--- START OF Dataset records ---

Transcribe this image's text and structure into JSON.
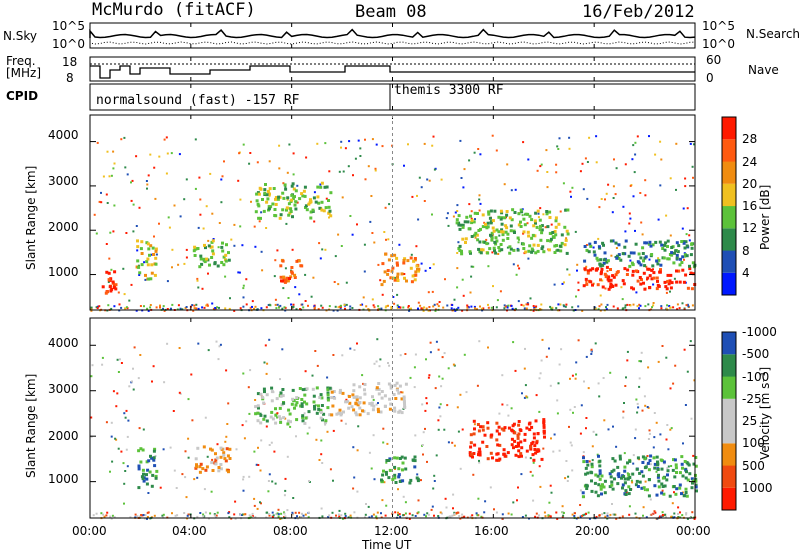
{
  "header": {
    "station": "McMurdo (fitACF)",
    "beam": "Beam 08",
    "date": "16/Feb/2012"
  },
  "noise_panel": {
    "left_label": "N.Sky",
    "right_label": "N.Search",
    "ytick_top": "10^5",
    "ytick_bottom": "10^0"
  },
  "freq_panel": {
    "left_label_1": "Freq.",
    "left_label_2": "[MHz]",
    "right_label": "Nave",
    "left_ticks": [
      "18",
      "8"
    ],
    "right_ticks": [
      "60",
      "0"
    ]
  },
  "cpid_panel": {
    "label": "CPID",
    "mode_1": "normalsound (fast) -157 RF",
    "mode_2": "themis 3300 RF"
  },
  "colors": {
    "power": [
      "#0018ff",
      "#1f4fb5",
      "#2e8a4a",
      "#5cc23a",
      "#f0c020",
      "#f08c10",
      "#ff5a10",
      "#ff1a00"
    ],
    "velocity": [
      "#ff1a00",
      "#f04a10",
      "#f08c10",
      "#c8c8c8",
      "#c8c8c8",
      "#5cc23a",
      "#2e8a4a",
      "#1f4fb5"
    ]
  },
  "chart_data": [
    {
      "type": "heatmap",
      "title": "",
      "xlabel": "",
      "ylabel": "Slant Range [km]",
      "xlim": [
        0,
        24
      ],
      "ylim": [
        200,
        4600
      ],
      "yticks": [
        "1000",
        "2000",
        "3000",
        "4000"
      ],
      "colorbar": {
        "label": "Power [dB]",
        "ticks": [
          "4",
          "8",
          "12",
          "16",
          "20",
          "24",
          "28"
        ]
      },
      "regions": [
        {
          "t": [
            0.4,
            1.0
          ],
          "r": [
            600,
            1100
          ],
          "level": 7
        },
        {
          "t": [
            1.8,
            2.6
          ],
          "r": [
            900,
            1800
          ],
          "level": 4
        },
        {
          "t": [
            4.0,
            5.5
          ],
          "r": [
            1200,
            1800
          ],
          "level": 3
        },
        {
          "t": [
            6.5,
            9.5
          ],
          "r": [
            2300,
            3100
          ],
          "level": 3
        },
        {
          "t": [
            7.5,
            8.5
          ],
          "r": [
            800,
            1400
          ],
          "level": 6
        },
        {
          "t": [
            11.5,
            13.0
          ],
          "r": [
            800,
            1500
          ],
          "level": 5
        },
        {
          "t": [
            14.5,
            19.0
          ],
          "r": [
            1500,
            2500
          ],
          "level": 3
        },
        {
          "t": [
            19.5,
            24.0
          ],
          "r": [
            700,
            1200
          ],
          "level": 7
        },
        {
          "t": [
            19.5,
            24.0
          ],
          "r": [
            1200,
            1800
          ],
          "level": 2
        }
      ]
    },
    {
      "type": "heatmap",
      "title": "",
      "xlabel": "Time UT",
      "ylabel": "Slant Range [km]",
      "xlim": [
        0,
        24
      ],
      "ylim": [
        200,
        4600
      ],
      "xticks": [
        "00:00",
        "04:00",
        "08:00",
        "12:00",
        "16:00",
        "20:00",
        "00:00"
      ],
      "yticks": [
        "1000",
        "2000",
        "3000",
        "4000"
      ],
      "colorbar": {
        "label": "Velocity [m s⁻¹]",
        "ticks": [
          "1000",
          "500",
          "100",
          "25",
          "-25",
          "-100",
          "-500",
          "-1000"
        ]
      },
      "regions": [
        {
          "t": [
            1.8,
            2.6
          ],
          "r": [
            900,
            1800
          ],
          "level": 6
        },
        {
          "t": [
            4.0,
            5.5
          ],
          "r": [
            1200,
            1800
          ],
          "level": 2
        },
        {
          "t": [
            6.5,
            9.5
          ],
          "r": [
            2300,
            3100
          ],
          "level": 5
        },
        {
          "t": [
            9.5,
            12.5
          ],
          "r": [
            2500,
            3200
          ],
          "level": 3
        },
        {
          "t": [
            11.5,
            13.0
          ],
          "r": [
            1000,
            1600
          ],
          "level": 6
        },
        {
          "t": [
            15.0,
            18.0
          ],
          "r": [
            1500,
            2400
          ],
          "level": 0
        },
        {
          "t": [
            19.5,
            24.0
          ],
          "r": [
            700,
            1600
          ],
          "level": 6
        }
      ]
    }
  ]
}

--- END OF Dataset records ---

• [Task to complete] All records should be output exactly, with the pictures left out.

• [Correct result]
Transcribe this image's text and structure into JSON.
{
  "header": {
    "station": "McMurdo (fitACF)",
    "beam": "Beam 08",
    "date": "16/Feb/2012"
  },
  "noise_panel": {
    "left_label": "N.Sky",
    "right_label": "N.Search",
    "ytick_top": "10^5",
    "ytick_bottom": "10^0"
  },
  "freq_panel": {
    "left_label_1": "Freq.",
    "left_label_2": "[MHz]",
    "right_label": "Nave",
    "left_ticks": [
      "18",
      "8"
    ],
    "right_ticks": [
      "60",
      "0"
    ]
  },
  "cpid_panel": {
    "label": "CPID",
    "mode_1": "normalsound (fast) -157 RF",
    "mode_2": "themis 3300 RF"
  },
  "colors": {
    "power": [
      "#0018ff",
      "#1f4fb5",
      "#2e8a4a",
      "#5cc23a",
      "#f0c020",
      "#f08c10",
      "#ff5a10",
      "#ff1a00"
    ],
    "velocity": [
      "#ff1a00",
      "#f04a10",
      "#f08c10",
      "#c8c8c8",
      "#c8c8c8",
      "#5cc23a",
      "#2e8a4a",
      "#1f4fb5"
    ]
  },
  "chart_data": [
    {
      "type": "heatmap",
      "title": "",
      "xlabel": "",
      "ylabel": "Slant Range [km]",
      "xlim": [
        0,
        24
      ],
      "ylim": [
        200,
        4600
      ],
      "yticks": [
        "1000",
        "2000",
        "3000",
        "4000"
      ],
      "colorbar": {
        "label": "Power [dB]",
        "ticks": [
          "4",
          "8",
          "12",
          "16",
          "20",
          "24",
          "28"
        ]
      },
      "regions": [
        {
          "t": [
            0.4,
            1.0
          ],
          "r": [
            600,
            1100
          ],
          "level": 7
        },
        {
          "t": [
            1.8,
            2.6
          ],
          "r": [
            900,
            1800
          ],
          "level": 4
        },
        {
          "t": [
            4.0,
            5.5
          ],
          "r": [
            1200,
            1800
          ],
          "level": 3
        },
        {
          "t": [
            6.5,
            9.5
          ],
          "r": [
            2300,
            3100
          ],
          "level": 3
        },
        {
          "t": [
            7.5,
            8.5
          ],
          "r": [
            800,
            1400
          ],
          "level": 6
        },
        {
          "t": [
            11.5,
            13.0
          ],
          "r": [
            800,
            1500
          ],
          "level": 5
        },
        {
          "t": [
            14.5,
            19.0
          ],
          "r": [
            1500,
            2500
          ],
          "level": 3
        },
        {
          "t": [
            19.5,
            24.0
          ],
          "r": [
            700,
            1200
          ],
          "level": 7
        },
        {
          "t": [
            19.5,
            24.0
          ],
          "r": [
            1200,
            1800
          ],
          "level": 2
        }
      ]
    },
    {
      "type": "heatmap",
      "title": "",
      "xlabel": "Time UT",
      "ylabel": "Slant Range [km]",
      "xlim": [
        0,
        24
      ],
      "ylim": [
        200,
        4600
      ],
      "xticks": [
        "00:00",
        "04:00",
        "08:00",
        "12:00",
        "16:00",
        "20:00",
        "00:00"
      ],
      "yticks": [
        "1000",
        "2000",
        "3000",
        "4000"
      ],
      "colorbar": {
        "label": "Velocity [m s⁻¹]",
        "ticks": [
          "1000",
          "500",
          "100",
          "25",
          "-25",
          "-100",
          "-500",
          "-1000"
        ]
      },
      "regions": [
        {
          "t": [
            1.8,
            2.6
          ],
          "r": [
            900,
            1800
          ],
          "level": 6
        },
        {
          "t": [
            4.0,
            5.5
          ],
          "r": [
            1200,
            1800
          ],
          "level": 2
        },
        {
          "t": [
            6.5,
            9.5
          ],
          "r": [
            2300,
            3100
          ],
          "level": 5
        },
        {
          "t": [
            9.5,
            12.5
          ],
          "r": [
            2500,
            3200
          ],
          "level": 3
        },
        {
          "t": [
            11.5,
            13.0
          ],
          "r": [
            1000,
            1600
          ],
          "level": 6
        },
        {
          "t": [
            15.0,
            18.0
          ],
          "r": [
            1500,
            2400
          ],
          "level": 0
        },
        {
          "t": [
            19.5,
            24.0
          ],
          "r": [
            700,
            1600
          ],
          "level": 6
        }
      ]
    }
  ]
}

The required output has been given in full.